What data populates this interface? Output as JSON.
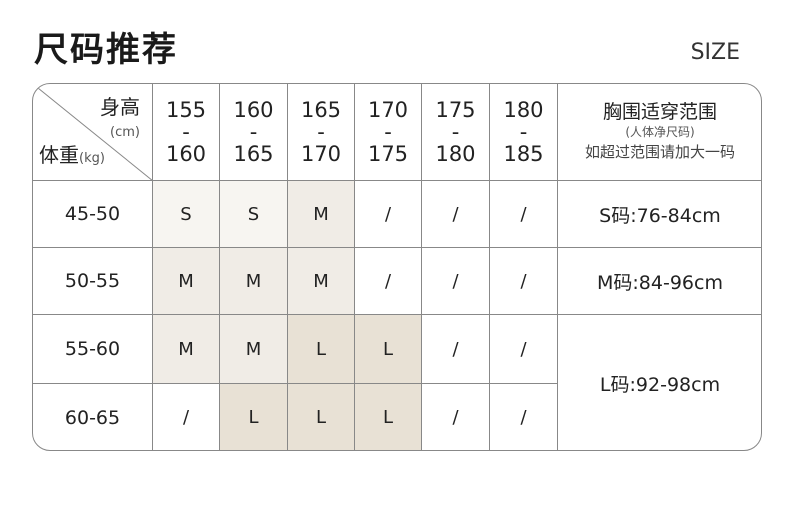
{
  "title": "尺码推荐",
  "size_label": "SIZE",
  "header": {
    "height_label": "身高",
    "height_unit": "(cm)",
    "weight_label": "体重",
    "weight_unit": "(kg)",
    "columns": [
      {
        "from": "155",
        "sep": "-",
        "to": "160"
      },
      {
        "from": "160",
        "sep": "-",
        "to": "165"
      },
      {
        "from": "165",
        "sep": "-",
        "to": "170"
      },
      {
        "from": "170",
        "sep": "-",
        "to": "175"
      },
      {
        "from": "175",
        "sep": "-",
        "to": "180"
      },
      {
        "from": "180",
        "sep": "-",
        "to": "185"
      }
    ],
    "chest_title": "胸围适穿范围",
    "chest_note": "(人体净尺码)",
    "chest_hint": "如超过范围请加大一码"
  },
  "rows": [
    {
      "weight": "45-50",
      "sizes": [
        "S",
        "S",
        "M",
        "/",
        "/",
        "/"
      ]
    },
    {
      "weight": "50-55",
      "sizes": [
        "M",
        "M",
        "M",
        "/",
        "/",
        "/"
      ]
    },
    {
      "weight": "55-60",
      "sizes": [
        "M",
        "M",
        "L",
        "L",
        "/",
        "/"
      ]
    },
    {
      "weight": "60-65",
      "sizes": [
        "/",
        "L",
        "L",
        "L",
        "/",
        "/"
      ]
    }
  ],
  "chest": [
    "S码:76-84cm",
    "M码:84-96cm",
    "L码:92-98cm"
  ],
  "colors": {
    "S": "#f7f5f1",
    "M": "#f0ece6",
    "L": "#e8e1d5",
    "grid": "#888888"
  }
}
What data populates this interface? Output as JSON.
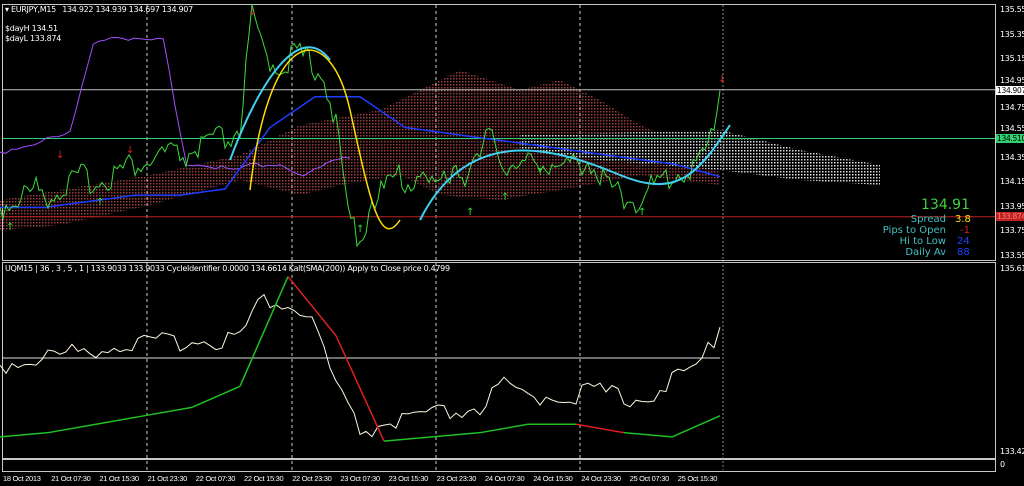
{
  "header": {
    "symbol": "EURJPY,M15",
    "ohlc": "134.922 134.939 134.697 134.907",
    "day_high": "$dayH 134.51",
    "day_low": "$dayL 133.874"
  },
  "price_axis": {
    "ticks": [
      "135.555",
      "135.355",
      "135.155",
      "134.955",
      "134.755",
      "134.555",
      "134.355",
      "134.155",
      "133.955",
      "133.755",
      "133.555"
    ],
    "bid_tag": "134.907",
    "green_tag": "134.510",
    "red_tag": "133.874"
  },
  "info_panel": {
    "price": "134.91",
    "spread_label": "Spread",
    "spread_value": "3.8",
    "pips_label": "Pips to Open",
    "pips_value": "-1",
    "hilo_label": "Hi to Low",
    "hilo_value": "24",
    "daily_label": "Daily Av",
    "daily_value": "88"
  },
  "indicator": {
    "title": "UQM15 | 36 , 3 , 5 , 1 | 133.9033 133.9033 CycleIdentifier 0.0000 134.6614 Kalt(SMA(200)) Apply to Close price 0.4799",
    "axis_top": "135.6131",
    "axis_bottom": "133.4211",
    "sub_pane_label": "0"
  },
  "time_axis": [
    "18 Oct 2013",
    "21 Oct 07:30",
    "21 Oct 15:30",
    "21 Oct 23:30",
    "22 Oct 07:30",
    "22 Oct 15:30",
    "22 Oct 23:30",
    "23 Oct 07:30",
    "23 Oct 15:30",
    "23 Oct 23:30",
    "24 Oct 07:30",
    "24 Oct 15:30",
    "24 Oct 23:30",
    "25 Oct 07:30",
    "25 Oct 15:30"
  ],
  "colors": {
    "close": "#3cdc3c",
    "purple": "#a050ff",
    "blue": "#1e3cff",
    "cyan": "#40d0f0",
    "yellow": "#ffe000",
    "cloud": "#a04040",
    "osc_line": "#fff8e0",
    "cycle_up": "#20c020",
    "cycle_down": "#e02020",
    "bid_line": "#c0c0c0",
    "green_line": "#30d070",
    "red_line": "#c02020"
  },
  "series": {
    "close": [
      133.95,
      134.0,
      134.05,
      134.1,
      134.05,
      134.1,
      134.15,
      134.2,
      134.15,
      134.2,
      134.25,
      134.3,
      134.3,
      134.35,
      134.4,
      134.35,
      134.4,
      134.45,
      134.5,
      134.5,
      134.6,
      135.5,
      135.2,
      135.1,
      135.15,
      135.2,
      135.1,
      135.05,
      134.6,
      133.9,
      133.7,
      134.0,
      134.1,
      134.2,
      134.15,
      134.25,
      134.1,
      134.2,
      134.3,
      134.2,
      134.35,
      134.6,
      134.3,
      134.25,
      134.3,
      134.35,
      134.3,
      134.25,
      134.3,
      134.35,
      134.2,
      134.1,
      134.05,
      134.0,
      134.1,
      134.15,
      134.2,
      134.25,
      134.3,
      134.4,
      134.9
    ],
    "purple": [
      134.4,
      134.45,
      134.5,
      134.55,
      135.3,
      135.35,
      135.3,
      135.3,
      134.3,
      134.3,
      134.25,
      134.3,
      134.3,
      134.2,
      134.3,
      134.35
    ],
    "blue": [
      133.95,
      133.95,
      134.0,
      134.05,
      134.05,
      134.1,
      134.6,
      134.85,
      134.85,
      134.6,
      134.55,
      134.5,
      134.45,
      134.4,
      134.35,
      134.3,
      134.2
    ],
    "oscillator": [
      134.45,
      134.5,
      134.55,
      134.6,
      134.65,
      134.7,
      134.7,
      134.72,
      134.75,
      134.75,
      134.8,
      135.25,
      135.15,
      135.0,
      134.2,
      133.65,
      133.75,
      133.8,
      133.85,
      133.9,
      133.95,
      134.2,
      134.05,
      134.1,
      134.1,
      134.15,
      134.05,
      134.1,
      134.25,
      134.4,
      134.9
    ],
    "cycle": [
      133.6,
      133.65,
      133.75,
      133.85,
      133.95,
      134.2,
      135.5,
      134.8,
      133.55,
      133.6,
      133.65,
      133.75,
      133.75,
      133.65,
      133.6,
      133.85
    ]
  }
}
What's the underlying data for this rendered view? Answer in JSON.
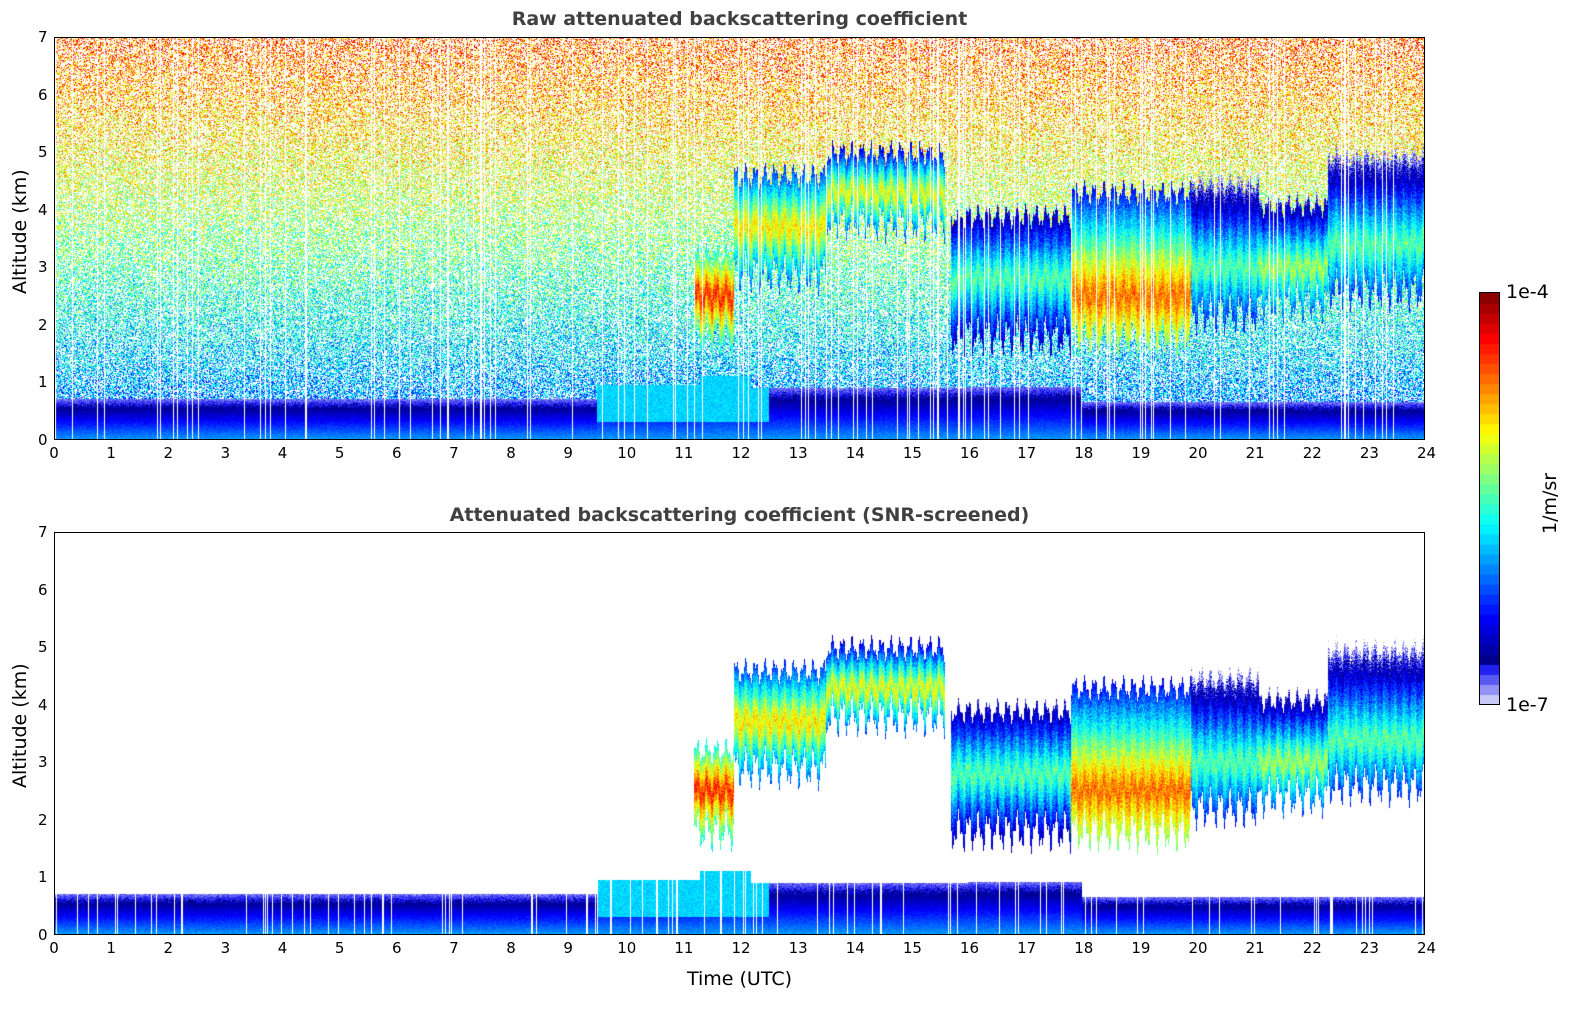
{
  "chart_data": [
    {
      "type": "heatmap",
      "title": "Raw attenuated backscattering coefficient",
      "xlabel": "",
      "ylabel": "Altitude (km)",
      "xlim": [
        0,
        24
      ],
      "ylim": [
        0,
        7
      ],
      "xticks": [
        "0",
        "1",
        "2",
        "3",
        "4",
        "5",
        "6",
        "7",
        "8",
        "9",
        "10",
        "11",
        "12",
        "13",
        "14",
        "15",
        "16",
        "17",
        "18",
        "19",
        "20",
        "21",
        "22",
        "23",
        "24"
      ],
      "yticks": [
        "0",
        "1",
        "2",
        "3",
        "4",
        "5",
        "6",
        "7"
      ],
      "screened": false
    },
    {
      "type": "heatmap",
      "title": "Attenuated backscattering coefficient (SNR-screened)",
      "xlabel": "Time (UTC)",
      "ylabel": "Altitude (km)",
      "xlim": [
        0,
        24
      ],
      "ylim": [
        0,
        7
      ],
      "xticks": [
        "0",
        "1",
        "2",
        "3",
        "4",
        "5",
        "6",
        "7",
        "8",
        "9",
        "10",
        "11",
        "12",
        "13",
        "14",
        "15",
        "16",
        "17",
        "18",
        "19",
        "20",
        "21",
        "22",
        "23",
        "24"
      ],
      "yticks": [
        "0",
        "1",
        "2",
        "3",
        "4",
        "5",
        "6",
        "7"
      ],
      "screened": true
    }
  ],
  "colorbar": {
    "label": "1/m/sr",
    "min_label": "1e-7",
    "max_label": "1e-4",
    "scale": "log",
    "range": [
      1e-07,
      0.0001
    ]
  },
  "features": {
    "cloud_layers": [
      {
        "t0": 11.2,
        "t1": 11.9,
        "base": 1.8,
        "top": 3.2,
        "peak_log10": -4.4,
        "peak_alt": 2.5
      },
      {
        "t0": 11.9,
        "t1": 13.5,
        "base": 2.9,
        "top": 4.6,
        "peak_log10": -4.9,
        "peak_alt": 3.7
      },
      {
        "t0": 13.5,
        "t1": 15.6,
        "base": 3.8,
        "top": 5.0,
        "peak_log10": -5.0,
        "peak_alt": 4.3
      },
      {
        "t0": 15.7,
        "t1": 17.8,
        "base": 1.8,
        "top": 3.9,
        "peak_log10": -5.4,
        "peak_alt": 2.8
      },
      {
        "t0": 17.8,
        "t1": 19.9,
        "base": 1.8,
        "top": 4.3,
        "peak_log10": -4.6,
        "peak_alt": 2.5
      },
      {
        "t0": 19.9,
        "t1": 21.1,
        "base": 2.2,
        "top": 4.5,
        "peak_log10": -5.4,
        "peak_alt": 3.0
      },
      {
        "t0": 21.1,
        "t1": 22.3,
        "base": 2.4,
        "top": 4.1,
        "peak_log10": -5.2,
        "peak_alt": 3.0
      },
      {
        "t0": 22.3,
        "t1": 24.0,
        "base": 2.6,
        "top": 5.0,
        "peak_log10": -5.4,
        "peak_alt": 3.4
      }
    ],
    "boundary_layer_top_km": [
      {
        "t0": 0,
        "t1": 9.5,
        "top": 0.7
      },
      {
        "t0": 9.5,
        "t1": 11.3,
        "top": 0.95
      },
      {
        "t0": 11.3,
        "t1": 12.2,
        "top": 1.1
      },
      {
        "t0": 12.2,
        "t1": 16,
        "top": 0.9
      },
      {
        "t0": 16,
        "t1": 18,
        "top": 0.92
      },
      {
        "t0": 18,
        "t1": 24,
        "top": 0.65
      }
    ]
  }
}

::::::

GIVEN TASK = Only lines with the word "coefficient" should be collected from the material.

WRITTEN REPLY =
      "title": "Raw attenuated backscattering coefficient",
      "title": "Attenuated backscattering coefficient (SNR-screened)",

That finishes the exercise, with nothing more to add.